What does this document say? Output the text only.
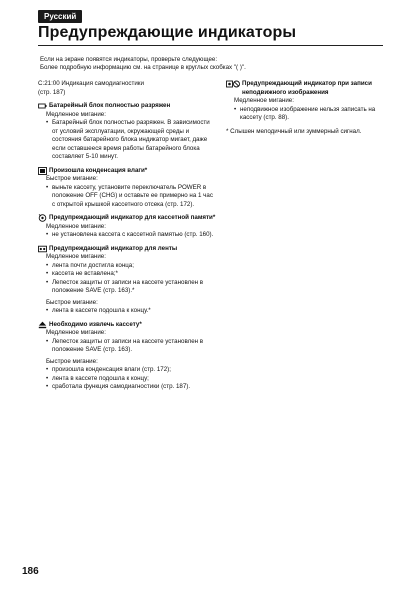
Русский
Предупреждающие индикаторы
Если на экране появятся индикаторы, проверьте следующее:
Более подробную информацию см. на странице в круглых скобках "( )".
C:21:00 Индикация самодиагностики
(стр. 187)
Батарейный блок полностью разряжен
Медленное мигание:
• Батарейный блок полностью разряжен. В зависимости от условий эксплуатации, окружающей среды и состояния батарейного блока индикатор мигает, даже если оставшееся время работы батарейного блока составляет 5-10 минут.
Произошла конденсация влаги*
Быстрое мигание:
• выньте кассету, установите переключатель POWER в положение OFF (CHG) и оставьте ее примерно на 1 час с открытой крышкой кассетного отсека (стр. 172).
Предупреждающий индикатор для кассетной памяти*
Медленное мигание:
• не установлена кассета с кассетной памятью (стр. 160).
Предупреждающий индикатор для ленты
Медленное мигание:
• лента почти достигла конца;
• кассета не вставлена;*
• Лепесток защиты от записи на кассете установлен в положение SAVE (стр. 163).*
Быстрое мигание:
• лента в кассете подошла к концу.*
Необходимо извлечь кассету*
Медленное мигание:
• Лепесток защиты от записи на кассете установлен в положение SAVE (стр. 163).
Быстрое мигание:
• произошла конденсация влаги (стр. 172);
• лента в кассете подошла к концу;
• сработала функция самодиагностики (стр. 187).
Предупреждающий индикатор при записи неподвижного изображения
Медленное мигание:
• неподвижное изображение нельзя записать на кассету (стр. 88).
* Слышен мелодичный или зуммерный сигнал.
186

What you are asked to do
Gather each line in these records that contains the string "разряжен".

Exercise result
Батарейный блок полностью разряжен
• Батарейный блок полностью разряжен. В зависимости от условий эксплуатации, окружающей среды и состояния батарейного блока индикатор мигает, даже если оставшееся время работы батарейного блока составляет 5-10 минут.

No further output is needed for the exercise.